Extracted data entries:
____________

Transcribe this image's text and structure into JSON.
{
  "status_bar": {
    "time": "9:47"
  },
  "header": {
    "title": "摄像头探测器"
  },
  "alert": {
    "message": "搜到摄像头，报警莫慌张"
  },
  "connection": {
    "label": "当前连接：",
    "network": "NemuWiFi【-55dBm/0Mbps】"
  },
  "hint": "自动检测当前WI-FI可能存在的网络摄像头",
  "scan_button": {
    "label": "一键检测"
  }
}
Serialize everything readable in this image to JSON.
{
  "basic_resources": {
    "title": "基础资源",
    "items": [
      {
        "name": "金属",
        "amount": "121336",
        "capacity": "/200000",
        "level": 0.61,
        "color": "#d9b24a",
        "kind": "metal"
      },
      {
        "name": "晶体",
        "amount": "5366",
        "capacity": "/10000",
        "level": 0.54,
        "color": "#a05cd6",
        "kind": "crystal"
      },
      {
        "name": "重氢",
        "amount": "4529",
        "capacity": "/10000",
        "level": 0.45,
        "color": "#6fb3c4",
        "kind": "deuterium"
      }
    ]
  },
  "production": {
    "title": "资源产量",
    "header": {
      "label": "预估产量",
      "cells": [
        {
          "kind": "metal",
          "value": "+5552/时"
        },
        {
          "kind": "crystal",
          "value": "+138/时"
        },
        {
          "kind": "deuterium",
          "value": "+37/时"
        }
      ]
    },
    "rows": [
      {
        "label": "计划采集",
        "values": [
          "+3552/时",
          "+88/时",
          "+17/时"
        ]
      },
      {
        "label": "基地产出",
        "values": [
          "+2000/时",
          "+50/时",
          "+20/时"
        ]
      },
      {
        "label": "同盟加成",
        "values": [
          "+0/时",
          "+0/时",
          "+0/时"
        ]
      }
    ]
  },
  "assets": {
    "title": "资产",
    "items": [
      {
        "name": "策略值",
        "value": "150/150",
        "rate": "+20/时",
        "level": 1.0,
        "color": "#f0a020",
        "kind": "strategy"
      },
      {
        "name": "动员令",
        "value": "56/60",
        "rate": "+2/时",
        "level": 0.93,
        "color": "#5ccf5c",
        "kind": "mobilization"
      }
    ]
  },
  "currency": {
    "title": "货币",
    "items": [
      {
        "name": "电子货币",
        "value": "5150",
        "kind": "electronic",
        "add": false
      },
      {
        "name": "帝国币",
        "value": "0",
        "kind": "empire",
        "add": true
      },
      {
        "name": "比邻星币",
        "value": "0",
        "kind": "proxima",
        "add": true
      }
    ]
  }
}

____________

§ **Your task**:
Give an exact copy of all the data shown above.

§ **Solution for this task**:
Transcribe this image's text and structure into JSON.
{
  "status_bar": {
    "time": "9:47"
  },
  "header": {
    "title": "摄像头探测器"
  },
  "alert": {
    "message": "搜到摄像头，报警莫慌张"
  },
  "connection": {
    "label": "当前连接：",
    "network": "NemuWiFi【-55dBm/0Mbps】"
  },
  "hint": "自动检测当前WI-FI可能存在的网络摄像头",
  "scan_button": {
    "label": "一键检测"
  }
}
Serialize everything readable in this image to JSON.
{
  "basic_resources": {
    "title": "基础资源",
    "items": [
      {
        "name": "金属",
        "amount": "121336",
        "capacity": "/200000",
        "level": 0.61,
        "color": "#d9b24a",
        "kind": "metal"
      },
      {
        "name": "晶体",
        "amount": "5366",
        "capacity": "/10000",
        "level": 0.54,
        "color": "#a05cd6",
        "kind": "crystal"
      },
      {
        "name": "重氢",
        "amount": "4529",
        "capacity": "/10000",
        "level": 0.45,
        "color": "#6fb3c4",
        "kind": "deuterium"
      }
    ]
  },
  "production": {
    "title": "资源产量",
    "header": {
      "label": "预估产量",
      "cells": [
        {
          "kind": "metal",
          "value": "+5552/时"
        },
        {
          "kind": "crystal",
          "value": "+138/时"
        },
        {
          "kind": "deuterium",
          "value": "+37/时"
        }
      ]
    },
    "rows": [
      {
        "label": "计划采集",
        "values": [
          "+3552/时",
          "+88/时",
          "+17/时"
        ]
      },
      {
        "label": "基地产出",
        "values": [
          "+2000/时",
          "+50/时",
          "+20/时"
        ]
      },
      {
        "label": "同盟加成",
        "values": [
          "+0/时",
          "+0/时",
          "+0/时"
        ]
      }
    ]
  },
  "assets": {
    "title": "资产",
    "items": [
      {
        "name": "策略值",
        "value": "150/150",
        "rate": "+20/时",
        "level": 1.0,
        "color": "#f0a020",
        "kind": "strategy"
      },
      {
        "name": "动员令",
        "value": "56/60",
        "rate": "+2/时",
        "level": 0.93,
        "color": "#5ccf5c",
        "kind": "mobilization"
      }
    ]
  },
  "currency": {
    "title": "货币",
    "items": [
      {
        "name": "电子货币",
        "value": "5150",
        "kind": "electronic",
        "add": false
      },
      {
        "name": "帝国币",
        "value": "0",
        "kind": "empire",
        "add": true
      },
      {
        "name": "比邻星币",
        "value": "0",
        "kind": "proxima",
        "add": true
      }
    ]
  }
}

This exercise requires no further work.